## [OBJECTIVE]
Would you transcribe the whole listing exactly, minus its pictures?

══ DATASET RECORDS ══

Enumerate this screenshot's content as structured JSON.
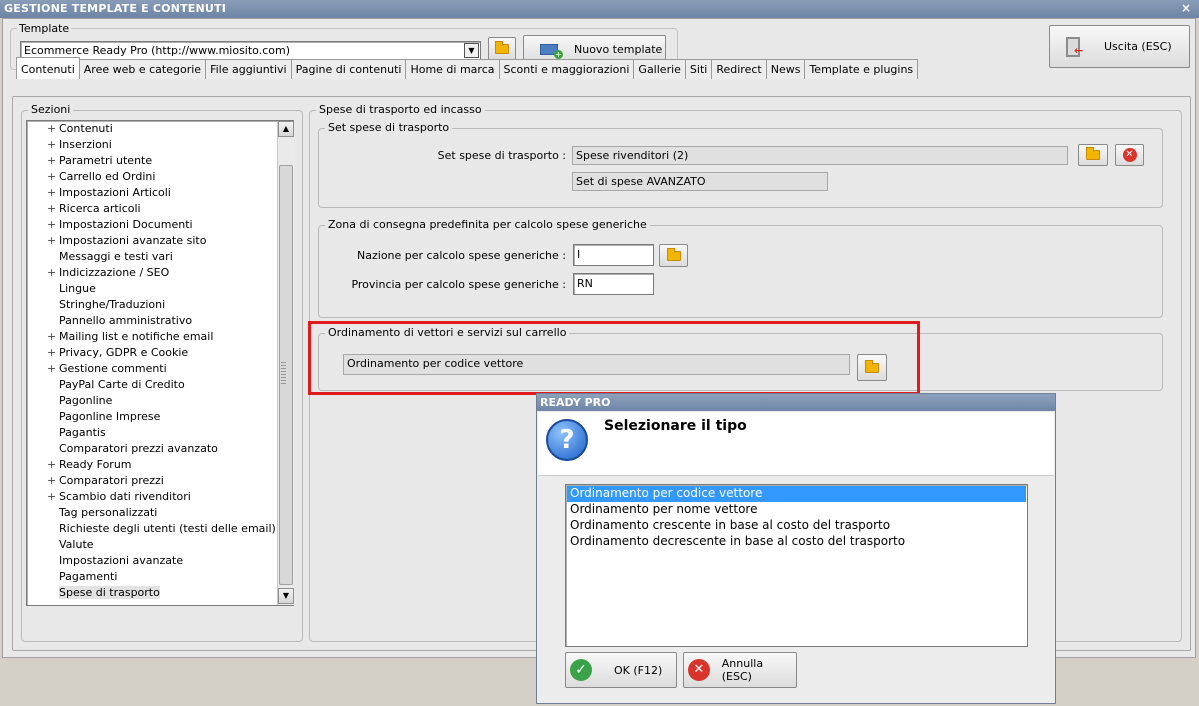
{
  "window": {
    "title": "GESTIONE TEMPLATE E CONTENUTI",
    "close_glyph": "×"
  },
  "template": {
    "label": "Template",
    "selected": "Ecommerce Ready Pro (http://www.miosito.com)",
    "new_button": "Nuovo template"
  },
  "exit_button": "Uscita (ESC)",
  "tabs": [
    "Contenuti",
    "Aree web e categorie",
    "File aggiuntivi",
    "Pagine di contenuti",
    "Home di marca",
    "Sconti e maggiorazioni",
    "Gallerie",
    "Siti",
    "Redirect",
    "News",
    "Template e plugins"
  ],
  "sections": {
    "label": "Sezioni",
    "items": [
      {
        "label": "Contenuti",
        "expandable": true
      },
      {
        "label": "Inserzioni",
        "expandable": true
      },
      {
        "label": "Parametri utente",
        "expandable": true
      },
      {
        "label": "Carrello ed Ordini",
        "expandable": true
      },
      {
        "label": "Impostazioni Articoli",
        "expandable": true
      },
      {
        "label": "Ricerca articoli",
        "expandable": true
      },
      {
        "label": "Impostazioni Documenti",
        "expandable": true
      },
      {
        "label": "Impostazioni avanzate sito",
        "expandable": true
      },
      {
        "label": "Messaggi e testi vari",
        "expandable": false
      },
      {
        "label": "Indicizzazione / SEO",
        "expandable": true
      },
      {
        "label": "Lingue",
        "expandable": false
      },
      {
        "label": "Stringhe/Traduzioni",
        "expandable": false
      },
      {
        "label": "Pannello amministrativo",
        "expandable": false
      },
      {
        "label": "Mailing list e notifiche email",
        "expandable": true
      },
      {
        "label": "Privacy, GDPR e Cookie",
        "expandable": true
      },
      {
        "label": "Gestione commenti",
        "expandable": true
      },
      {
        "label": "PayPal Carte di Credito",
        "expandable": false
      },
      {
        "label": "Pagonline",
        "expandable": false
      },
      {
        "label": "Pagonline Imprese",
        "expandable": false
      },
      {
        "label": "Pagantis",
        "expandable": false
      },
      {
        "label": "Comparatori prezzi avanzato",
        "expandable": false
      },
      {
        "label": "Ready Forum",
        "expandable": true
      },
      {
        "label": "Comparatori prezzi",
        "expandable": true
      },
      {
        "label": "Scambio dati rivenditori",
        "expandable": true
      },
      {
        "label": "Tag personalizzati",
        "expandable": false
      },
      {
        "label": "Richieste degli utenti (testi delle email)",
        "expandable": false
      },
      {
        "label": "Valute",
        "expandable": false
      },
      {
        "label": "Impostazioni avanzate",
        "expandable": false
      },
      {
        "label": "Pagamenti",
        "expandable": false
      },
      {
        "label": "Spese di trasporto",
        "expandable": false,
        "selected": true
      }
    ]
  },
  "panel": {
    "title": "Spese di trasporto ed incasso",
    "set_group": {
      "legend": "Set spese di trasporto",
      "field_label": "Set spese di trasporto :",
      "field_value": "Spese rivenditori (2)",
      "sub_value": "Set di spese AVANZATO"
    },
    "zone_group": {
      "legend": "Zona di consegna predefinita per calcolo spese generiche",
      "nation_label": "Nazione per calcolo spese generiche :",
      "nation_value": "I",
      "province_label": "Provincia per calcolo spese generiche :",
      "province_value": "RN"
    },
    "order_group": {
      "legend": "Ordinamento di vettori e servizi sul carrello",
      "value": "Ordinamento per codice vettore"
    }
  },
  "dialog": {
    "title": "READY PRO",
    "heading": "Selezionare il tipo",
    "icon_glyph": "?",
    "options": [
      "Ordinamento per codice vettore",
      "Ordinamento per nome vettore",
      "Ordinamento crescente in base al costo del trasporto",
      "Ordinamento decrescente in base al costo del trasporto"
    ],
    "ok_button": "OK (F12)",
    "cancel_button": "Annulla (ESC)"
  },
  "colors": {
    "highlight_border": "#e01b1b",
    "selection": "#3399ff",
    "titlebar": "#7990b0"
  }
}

═══

## [COMPLETE RESPONSE]
Enumerate this screenshot's content as structured JSON.
{
  "window": {
    "title": "GESTIONE TEMPLATE E CONTENUTI",
    "close_glyph": "×"
  },
  "template": {
    "label": "Template",
    "selected": "Ecommerce Ready Pro (http://www.miosito.com)",
    "new_button": "Nuovo template"
  },
  "exit_button": "Uscita (ESC)",
  "tabs": [
    "Contenuti",
    "Aree web e categorie",
    "File aggiuntivi",
    "Pagine di contenuti",
    "Home di marca",
    "Sconti e maggiorazioni",
    "Gallerie",
    "Siti",
    "Redirect",
    "News",
    "Template e plugins"
  ],
  "sections": {
    "label": "Sezioni",
    "items": [
      {
        "label": "Contenuti",
        "expandable": true
      },
      {
        "label": "Inserzioni",
        "expandable": true
      },
      {
        "label": "Parametri utente",
        "expandable": true
      },
      {
        "label": "Carrello ed Ordini",
        "expandable": true
      },
      {
        "label": "Impostazioni Articoli",
        "expandable": true
      },
      {
        "label": "Ricerca articoli",
        "expandable": true
      },
      {
        "label": "Impostazioni Documenti",
        "expandable": true
      },
      {
        "label": "Impostazioni avanzate sito",
        "expandable": true
      },
      {
        "label": "Messaggi e testi vari",
        "expandable": false
      },
      {
        "label": "Indicizzazione / SEO",
        "expandable": true
      },
      {
        "label": "Lingue",
        "expandable": false
      },
      {
        "label": "Stringhe/Traduzioni",
        "expandable": false
      },
      {
        "label": "Pannello amministrativo",
        "expandable": false
      },
      {
        "label": "Mailing list e notifiche email",
        "expandable": true
      },
      {
        "label": "Privacy, GDPR e Cookie",
        "expandable": true
      },
      {
        "label": "Gestione commenti",
        "expandable": true
      },
      {
        "label": "PayPal Carte di Credito",
        "expandable": false
      },
      {
        "label": "Pagonline",
        "expandable": false
      },
      {
        "label": "Pagonline Imprese",
        "expandable": false
      },
      {
        "label": "Pagantis",
        "expandable": false
      },
      {
        "label": "Comparatori prezzi avanzato",
        "expandable": false
      },
      {
        "label": "Ready Forum",
        "expandable": true
      },
      {
        "label": "Comparatori prezzi",
        "expandable": true
      },
      {
        "label": "Scambio dati rivenditori",
        "expandable": true
      },
      {
        "label": "Tag personalizzati",
        "expandable": false
      },
      {
        "label": "Richieste degli utenti (testi delle email)",
        "expandable": false
      },
      {
        "label": "Valute",
        "expandable": false
      },
      {
        "label": "Impostazioni avanzate",
        "expandable": false
      },
      {
        "label": "Pagamenti",
        "expandable": false
      },
      {
        "label": "Spese di trasporto",
        "expandable": false,
        "selected": true
      }
    ]
  },
  "panel": {
    "title": "Spese di trasporto ed incasso",
    "set_group": {
      "legend": "Set spese di trasporto",
      "field_label": "Set spese di trasporto :",
      "field_value": "Spese rivenditori (2)",
      "sub_value": "Set di spese AVANZATO"
    },
    "zone_group": {
      "legend": "Zona di consegna predefinita per calcolo spese generiche",
      "nation_label": "Nazione per calcolo spese generiche :",
      "nation_value": "I",
      "province_label": "Provincia per calcolo spese generiche :",
      "province_value": "RN"
    },
    "order_group": {
      "legend": "Ordinamento di vettori e servizi sul carrello",
      "value": "Ordinamento per codice vettore"
    }
  },
  "dialog": {
    "title": "READY PRO",
    "heading": "Selezionare il tipo",
    "icon_glyph": "?",
    "options": [
      "Ordinamento per codice vettore",
      "Ordinamento per nome vettore",
      "Ordinamento crescente in base al costo del trasporto",
      "Ordinamento decrescente in base al costo del trasporto"
    ],
    "ok_button": "OK (F12)",
    "cancel_button": "Annulla (ESC)"
  },
  "colors": {
    "highlight_border": "#e01b1b",
    "selection": "#3399ff",
    "titlebar": "#7990b0"
  }
}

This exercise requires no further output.